> [Given information]:
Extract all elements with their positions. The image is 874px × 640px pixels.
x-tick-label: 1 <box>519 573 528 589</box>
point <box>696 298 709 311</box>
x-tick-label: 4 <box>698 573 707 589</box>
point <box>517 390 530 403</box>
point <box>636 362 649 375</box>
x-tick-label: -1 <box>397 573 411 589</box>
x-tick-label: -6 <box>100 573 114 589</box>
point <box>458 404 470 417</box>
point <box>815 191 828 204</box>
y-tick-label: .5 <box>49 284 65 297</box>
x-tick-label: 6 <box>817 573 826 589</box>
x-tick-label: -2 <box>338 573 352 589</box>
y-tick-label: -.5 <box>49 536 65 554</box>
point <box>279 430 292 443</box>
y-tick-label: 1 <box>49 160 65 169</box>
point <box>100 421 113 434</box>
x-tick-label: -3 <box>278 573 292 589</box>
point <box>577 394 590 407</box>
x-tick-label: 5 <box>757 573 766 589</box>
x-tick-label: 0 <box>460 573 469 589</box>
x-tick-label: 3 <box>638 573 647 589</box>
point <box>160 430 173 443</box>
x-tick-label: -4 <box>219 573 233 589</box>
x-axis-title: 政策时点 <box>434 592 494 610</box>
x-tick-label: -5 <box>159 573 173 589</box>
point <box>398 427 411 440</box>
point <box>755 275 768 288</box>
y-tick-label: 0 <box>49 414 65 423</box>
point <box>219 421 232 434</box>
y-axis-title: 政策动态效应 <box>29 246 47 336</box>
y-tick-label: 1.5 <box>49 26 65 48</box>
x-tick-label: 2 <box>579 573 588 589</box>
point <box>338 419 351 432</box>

> [What the task asks]:
Rewrite the listing above so that every "point" becomes "marker", keeping all else the same.

> [Task result]:
Extract all elements with their positions. The image is 874px × 640px pixels.
x-tick-label: 1 <box>519 573 528 589</box>
marker <box>696 298 709 311</box>
x-tick-label: 4 <box>698 573 707 589</box>
marker <box>517 390 530 403</box>
marker <box>636 362 649 375</box>
x-tick-label: -1 <box>397 573 411 589</box>
x-tick-label: -6 <box>100 573 114 589</box>
marker <box>458 404 470 417</box>
marker <box>815 191 828 204</box>
y-tick-label: .5 <box>49 284 65 297</box>
x-tick-label: 6 <box>817 573 826 589</box>
x-tick-label: -2 <box>338 573 352 589</box>
y-tick-label: -.5 <box>49 536 65 554</box>
marker <box>279 430 292 443</box>
y-tick-label: 1 <box>49 160 65 169</box>
marker <box>100 421 113 434</box>
x-tick-label: -3 <box>278 573 292 589</box>
marker <box>577 394 590 407</box>
x-tick-label: 5 <box>757 573 766 589</box>
x-tick-label: 0 <box>460 573 469 589</box>
x-tick-label: 3 <box>638 573 647 589</box>
marker <box>160 430 173 443</box>
x-tick-label: -4 <box>219 573 233 589</box>
x-axis-title: 政策时点 <box>434 592 494 610</box>
x-tick-label: -5 <box>159 573 173 589</box>
marker <box>398 427 411 440</box>
marker <box>755 275 768 288</box>
y-tick-label: 0 <box>49 414 65 423</box>
marker <box>219 421 232 434</box>
y-axis-title: 政策动态效应 <box>29 246 47 336</box>
y-tick-label: 1.5 <box>49 26 65 48</box>
x-tick-label: 2 <box>579 573 588 589</box>
marker <box>338 419 351 432</box>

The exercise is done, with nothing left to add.